→ Set problem: Repeat every line of the listing below exactly, minus the pictures.

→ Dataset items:
========

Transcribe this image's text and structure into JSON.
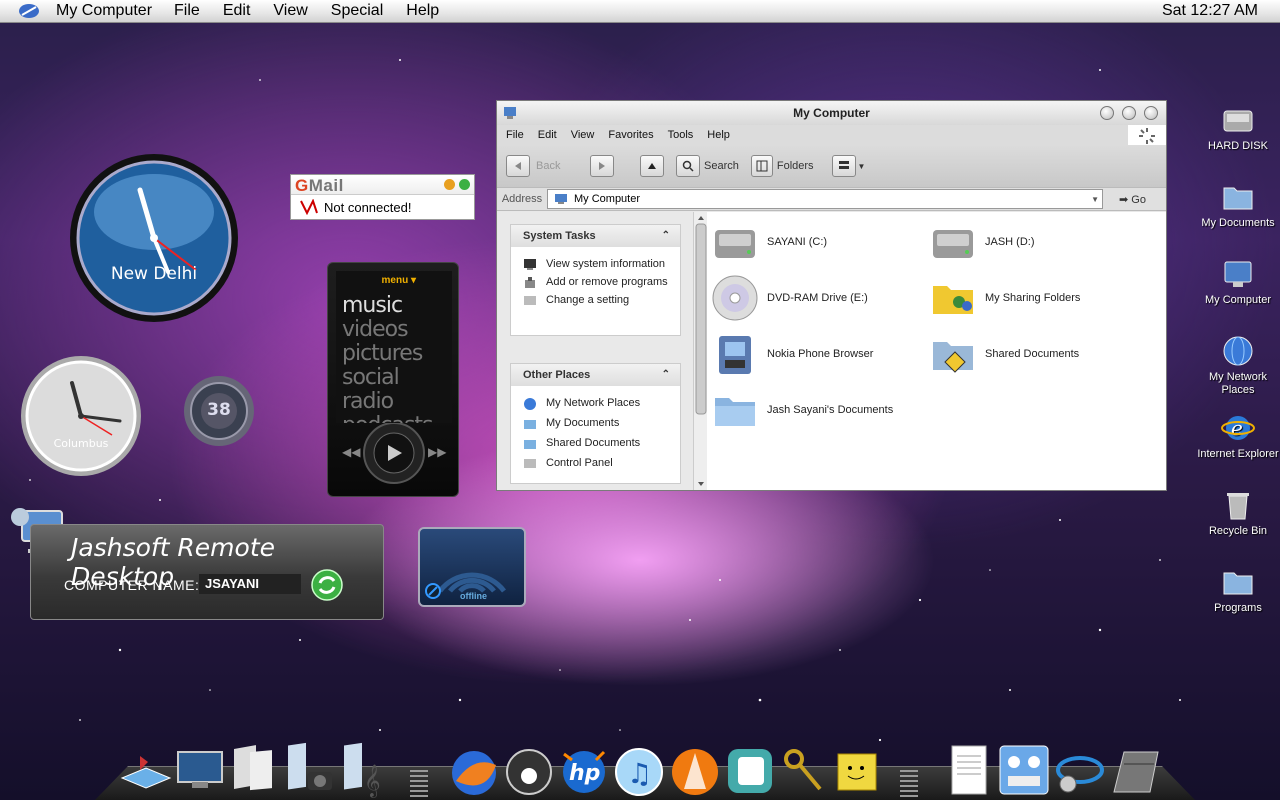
{
  "menubar": {
    "app_name": "My Computer",
    "items": [
      "File",
      "Edit",
      "View",
      "Special",
      "Help"
    ],
    "clock": "Sat 12:27 AM"
  },
  "widgets": {
    "clock1_city": "New Delhi",
    "clock2_city": "Columbus",
    "gauge_value": "38",
    "gmail": {
      "logo_g": "G",
      "logo_rest": "Mail",
      "status": "Not connected!"
    },
    "zune": {
      "menu_label": "menu ▾",
      "items": [
        "music",
        "videos",
        "pictures",
        "social",
        "radio",
        "podcasts"
      ]
    },
    "remote": {
      "title": "Jashsoft Remote Desktop",
      "computer_name_label": "COMPUTER NAME:",
      "computer_name_value": "JSAYANI"
    },
    "network": {
      "status": "offline"
    }
  },
  "window": {
    "title": "My Computer",
    "menu": [
      "File",
      "Edit",
      "View",
      "Favorites",
      "Tools",
      "Help"
    ],
    "toolbar": {
      "back": "Back",
      "search": "Search",
      "folders": "Folders"
    },
    "address_label": "Address",
    "address_value": "My Computer",
    "go_label": "Go",
    "system_tasks": {
      "title": "System Tasks",
      "items": [
        "View system information",
        "Add or remove programs",
        "Change a setting"
      ]
    },
    "other_places": {
      "title": "Other Places",
      "items": [
        "My Network Places",
        "My Documents",
        "Shared Documents",
        "Control Panel"
      ]
    },
    "files": [
      {
        "label": "SAYANI (C:)",
        "icon": "hard-disk-icon"
      },
      {
        "label": "JASH (D:)",
        "icon": "hard-disk-icon"
      },
      {
        "label": "DVD-RAM Drive (E:)",
        "icon": "dvd-icon"
      },
      {
        "label": "My Sharing Folders",
        "icon": "sharing-folder-icon"
      },
      {
        "label": "Nokia Phone Browser",
        "icon": "phone-browser-icon"
      },
      {
        "label": "Shared Documents",
        "icon": "shared-folder-icon"
      },
      {
        "label": "Jash Sayani's Documents",
        "icon": "folder-icon"
      }
    ]
  },
  "desktop_icons": [
    {
      "label": "HARD DISK"
    },
    {
      "label": "My Documents"
    },
    {
      "label": "My Computer"
    },
    {
      "label": "My Network Places"
    },
    {
      "label": "Internet Explorer"
    },
    {
      "label": "Recycle Bin"
    },
    {
      "label": "Programs"
    }
  ],
  "colors": {
    "menubar": "#e6e6e6",
    "clock_face": "#2f78c0",
    "window_chrome": "#d8d8d8",
    "accent_green": "#3cb043"
  }
}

========

→ Exercise answer:
Transcribe this image's text and structure into JSON.
{
  "menubar": {
    "app_name": "My Computer",
    "items": [
      "File",
      "Edit",
      "View",
      "Special",
      "Help"
    ],
    "clock": "Sat 12:27 AM"
  },
  "widgets": {
    "clock1_city": "New Delhi",
    "clock2_city": "Columbus",
    "gauge_value": "38",
    "gmail": {
      "logo_g": "G",
      "logo_rest": "Mail",
      "status": "Not connected!"
    },
    "zune": {
      "menu_label": "menu ▾",
      "items": [
        "music",
        "videos",
        "pictures",
        "social",
        "radio",
        "podcasts"
      ]
    },
    "remote": {
      "title": "Jashsoft Remote Desktop",
      "computer_name_label": "COMPUTER NAME:",
      "computer_name_value": "JSAYANI"
    },
    "network": {
      "status": "offline"
    }
  },
  "window": {
    "title": "My Computer",
    "menu": [
      "File",
      "Edit",
      "View",
      "Favorites",
      "Tools",
      "Help"
    ],
    "toolbar": {
      "back": "Back",
      "search": "Search",
      "folders": "Folders"
    },
    "address_label": "Address",
    "address_value": "My Computer",
    "go_label": "Go",
    "system_tasks": {
      "title": "System Tasks",
      "items": [
        "View system information",
        "Add or remove programs",
        "Change a setting"
      ]
    },
    "other_places": {
      "title": "Other Places",
      "items": [
        "My Network Places",
        "My Documents",
        "Shared Documents",
        "Control Panel"
      ]
    },
    "files": [
      {
        "label": "SAYANI (C:)",
        "icon": "hard-disk-icon"
      },
      {
        "label": "JASH (D:)",
        "icon": "hard-disk-icon"
      },
      {
        "label": "DVD-RAM Drive (E:)",
        "icon": "dvd-icon"
      },
      {
        "label": "My Sharing Folders",
        "icon": "sharing-folder-icon"
      },
      {
        "label": "Nokia Phone Browser",
        "icon": "phone-browser-icon"
      },
      {
        "label": "Shared Documents",
        "icon": "shared-folder-icon"
      },
      {
        "label": "Jash Sayani's Documents",
        "icon": "folder-icon"
      }
    ]
  },
  "desktop_icons": [
    {
      "label": "HARD DISK"
    },
    {
      "label": "My Documents"
    },
    {
      "label": "My Computer"
    },
    {
      "label": "My Network Places"
    },
    {
      "label": "Internet Explorer"
    },
    {
      "label": "Recycle Bin"
    },
    {
      "label": "Programs"
    }
  ],
  "colors": {
    "menubar": "#e6e6e6",
    "clock_face": "#2f78c0",
    "window_chrome": "#d8d8d8",
    "accent_green": "#3cb043"
  }
}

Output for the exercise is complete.